- _OBJECTIVE_
Each line below either holds the string "İzleyici" or doesn't. Count those that do and give only the number.

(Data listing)
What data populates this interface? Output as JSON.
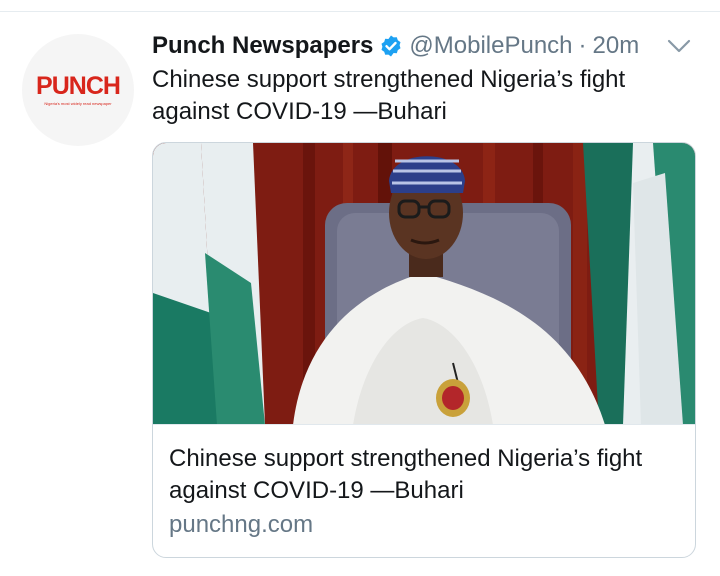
{
  "tweet": {
    "author": {
      "name": "Punch Newspapers",
      "handle": "@MobilePunch",
      "avatar_logo_text": "PUNCH",
      "avatar_tagline": "Nigeria's most widely read newspaper"
    },
    "separator": "·",
    "time": "20m",
    "text": "Chinese support strengthened Nigeria’s fight against COVID-19 —Buhari",
    "card": {
      "title": "Chinese support strengthened Nigeria’s fight against COVID-19 —Buhari",
      "domain": "punchng.com"
    }
  },
  "icons": {
    "verified": "verified-badge-icon",
    "caret": "chevron-down-icon"
  },
  "colors": {
    "verified_blue": "#1da1f2",
    "muted_text": "#657786",
    "punch_red": "#d8261c",
    "flag_green": "#008751"
  }
}
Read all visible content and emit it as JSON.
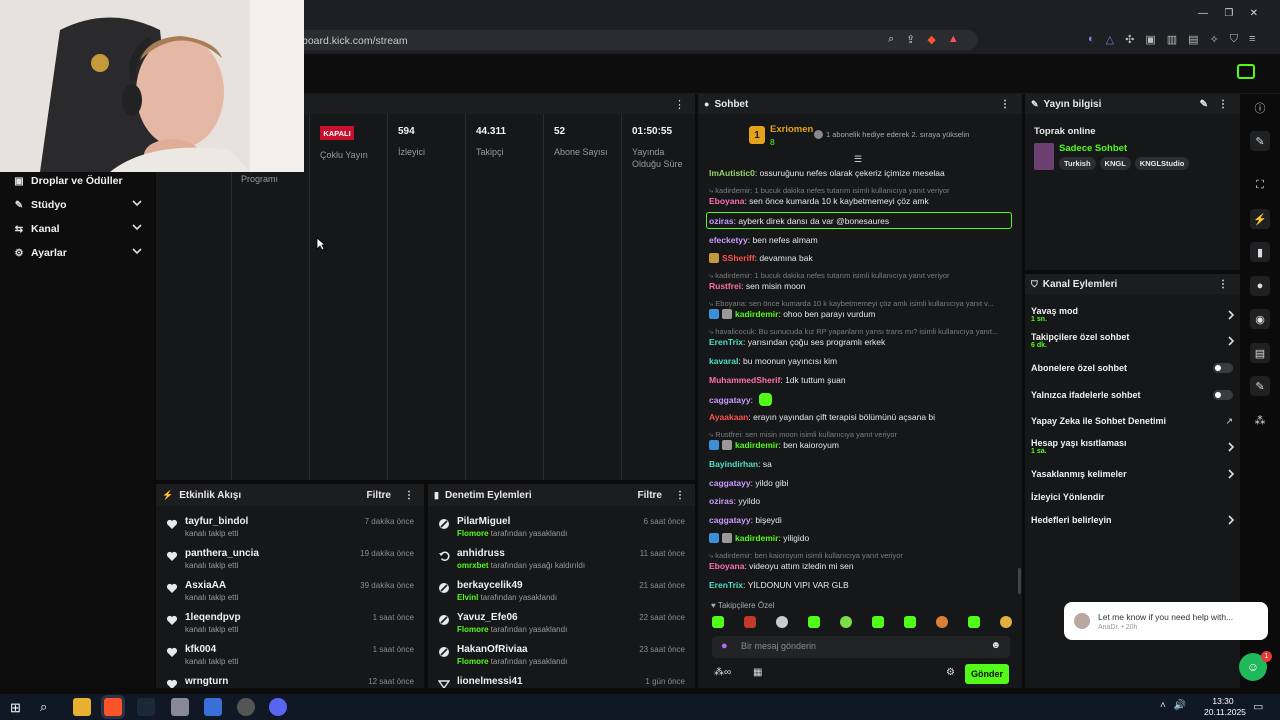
{
  "browser": {
    "url": "board.kick.com/stream",
    "window_controls": [
      "minimize-icon",
      "restore-icon",
      "close-icon"
    ]
  },
  "sidebar": {
    "items": [
      {
        "label": "Droplar ve Ödüller",
        "icon": "gift-icon",
        "expandable": false
      },
      {
        "label": "Stüdyo",
        "icon": "studio-icon",
        "expandable": true
      },
      {
        "label": "Kanal",
        "icon": "channel-icon",
        "expandable": true
      },
      {
        "label": "Ayarlar",
        "icon": "gear-icon",
        "expandable": true
      }
    ]
  },
  "stats": {
    "first_col_label": "Programı",
    "status_badge": "KAPALI",
    "multi_stream_label": "Çoklu Yayın",
    "viewers_value": "594",
    "viewers_label": "İzleyici",
    "followers_value": "44.311",
    "followers_label": "Takipçi",
    "subs_value": "52",
    "subs_label": "Abone Sayısı",
    "duration_value": "01:50:55",
    "duration_label_1": "Yayında",
    "duration_label_2": "Olduğu Süre"
  },
  "activity": {
    "title": "Etkinlik Akışı",
    "filter_label": "Filtre",
    "rows": [
      {
        "name": "tayfur_bindol",
        "sub": "kanalı takip etti",
        "time": "7 dakika önce"
      },
      {
        "name": "panthera_uncia",
        "sub": "kanalı takip etti",
        "time": "19 dakika önce"
      },
      {
        "name": "AsxiaAA",
        "sub": "kanalı takip etti",
        "time": "39 dakika önce"
      },
      {
        "name": "1leqendpvp",
        "sub": "kanalı takip etti",
        "time": "1 saat önce"
      },
      {
        "name": "kfk004",
        "sub": "kanalı takip etti",
        "time": "1 saat önce"
      },
      {
        "name": "wrngturn",
        "sub": "",
        "time": "12 saat önce"
      }
    ]
  },
  "moderation": {
    "title": "Denetim Eylemleri",
    "filter_label": "Filtre",
    "rows": [
      {
        "name": "PilarMiguel",
        "mod": "Flomore",
        "action": "tarafından yasaklandı",
        "time": "6 saat önce"
      },
      {
        "name": "anhidruss",
        "mod": "omrxbet",
        "action": "tarafından yasağı kaldırıldı",
        "time": "11 saat önce"
      },
      {
        "name": "berkaycelik49",
        "mod": "Elvinl",
        "action": "tarafından yasaklandı",
        "time": "21 saat önce"
      },
      {
        "name": "Yavuz_Efe06",
        "mod": "Flomore",
        "action": "tarafından yasaklandı",
        "time": "22 saat önce"
      },
      {
        "name": "HakanOfRiviaa",
        "mod": "Flomore",
        "action": "tarafından yasaklandı",
        "time": "23 saat önce"
      },
      {
        "name": "lionelmessi41",
        "mod": "",
        "action": "",
        "time": "1 gün önce"
      }
    ]
  },
  "chat": {
    "title": "Sohbet",
    "top_user": "Exriomen",
    "top_rank": "1",
    "top_count": "8",
    "gift_text": "1 abonelik hediye ederek 2. sıraya yükselin",
    "messages": [
      {
        "user": "ImAutistic0",
        "color": "#9bd16b",
        "text": "ossuruğunu nefes olarak çekeriz içimize meselaa"
      },
      {
        "reply": "kadirdemir: 1 bucuk dakika nefes tutarım isimli kullanıcıya yanıt veriyor"
      },
      {
        "user": "Eboyana",
        "color": "#ff6fb1",
        "text": "sen önce kumarda 10 k kaybetmemeyi çöz amk"
      },
      {
        "user": "oziras",
        "color": "#c89bff",
        "text": "ayberk direk dansı da var @bonesaures",
        "highlight": true
      },
      {
        "user": "efecketyy",
        "color": "#c89bff",
        "text": "ben nefes almam"
      },
      {
        "user": "SSheriff",
        "color": "#ff4f4f",
        "text": "devamına bak"
      },
      {
        "reply": "kadirdemir: 1 bucuk dakika nefes tutarım isimli kullanıcıya yanıt veriyor"
      },
      {
        "user": "Rustfrei",
        "color": "#ff6f9c",
        "text": "sen misin moon"
      },
      {
        "reply": "Eboyana: sen önce kumarda 10 k kaybetmemeyi çöz amk isimli kullanıcıya yanıt v..."
      },
      {
        "user": "kadirdemir",
        "color": "#53fc18",
        "text": "ohoo ben parayı vurdum"
      },
      {
        "reply": "havalicocuk: Bu sunucuda kız RP yapanların yarısı trans mı? isimli kullanıcıya yanıt..."
      },
      {
        "user": "ErenTrix",
        "color": "#4fe0c4",
        "text": "yarısından çoğu ses programlı erkek"
      },
      {
        "user": "kavaraI",
        "color": "#4fe0c4",
        "text": "bu moonun yayıncısı kim"
      },
      {
        "user": "MuhammedSherif",
        "color": "#ff6fb1",
        "text": "1dk tuttum şuan"
      },
      {
        "user": "caggatayy",
        "color": "#c89bff",
        "text": ""
      },
      {
        "user": "Ayaakaan",
        "color": "#ff4f4f",
        "text": "erayın yayından çift terapisi bölümünü açsana bi"
      },
      {
        "reply": "Rustfrei: sen misin moon isimli kullanıcıya yanıt veriyor"
      },
      {
        "user": "kadirdemir",
        "color": "#53fc18",
        "text": "ben kaioroyum"
      },
      {
        "user": "Bayindirhan",
        "color": "#4fe0c4",
        "text": "sa"
      },
      {
        "user": "caggatayy",
        "color": "#c89bff",
        "text": "yildo gibi"
      },
      {
        "user": "oziras",
        "color": "#c89bff",
        "text": "yyildo"
      },
      {
        "user": "caggatayy",
        "color": "#c89bff",
        "text": "bişeydi"
      },
      {
        "user": "kadirdemir",
        "color": "#53fc18",
        "text": "yiligido"
      },
      {
        "reply": "kadirdemir: ben kaioroyum isimli kullanıcıya yanıt veriyor"
      },
      {
        "user": "Eboyana",
        "color": "#ff6fb1",
        "text": "videoyu attım izledin mi sen"
      },
      {
        "user": "ErenTrix",
        "color": "#4fe0c4",
        "text": "YİLDONUN VIPI VAR GLB"
      }
    ],
    "emote_section": "Takipçilere Özel",
    "input_placeholder": "Bir mesaj gönderin",
    "send_label": "Gönder"
  },
  "stream_info": {
    "title": "Yayın bilgisi",
    "stream_title": "Toprak online",
    "category": "Sadece Sohbet",
    "tags": [
      "Turkish",
      "KNGL",
      "KNGLStudio"
    ]
  },
  "channel_actions": {
    "title": "Kanal Eylemleri",
    "items": [
      {
        "label": "Yavaş mod",
        "sub": "1 sn.",
        "control": "chevron"
      },
      {
        "label": "Takipçilere özel sohbet",
        "sub": "6 dk.",
        "control": "chevron"
      },
      {
        "label": "Abonelere özel sohbet",
        "sub": "",
        "control": "toggle"
      },
      {
        "label": "Yalnızca ifadelerle sohbet",
        "sub": "",
        "control": "toggle"
      },
      {
        "label": "Yapay Zeka ile Sohbet Denetimi",
        "sub": "",
        "control": "external"
      },
      {
        "label": "Hesap yaşı kısıtlaması",
        "sub": "1 sa.",
        "control": "chevron"
      },
      {
        "label": "Yasaklanmış kelimeler",
        "sub": "",
        "control": "chevron"
      },
      {
        "label": "İzleyici Yönlendir",
        "sub": "",
        "control": "none"
      },
      {
        "label": "Hedefleri belirleyin",
        "sub": "",
        "control": "chevron"
      }
    ]
  },
  "help_popup": {
    "text": "Let me know if you need help with...",
    "meta": "AnaDr. • 20h",
    "badge": "1"
  },
  "taskbar": {
    "time": "13:30",
    "date": "20.11.2025"
  },
  "colors": {
    "accent": "#53fc18",
    "live_badge": "#c8102e",
    "panel": "#161718",
    "background": "#0b0b0c"
  }
}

- _SOLUTION TO THE EXERCISE_
2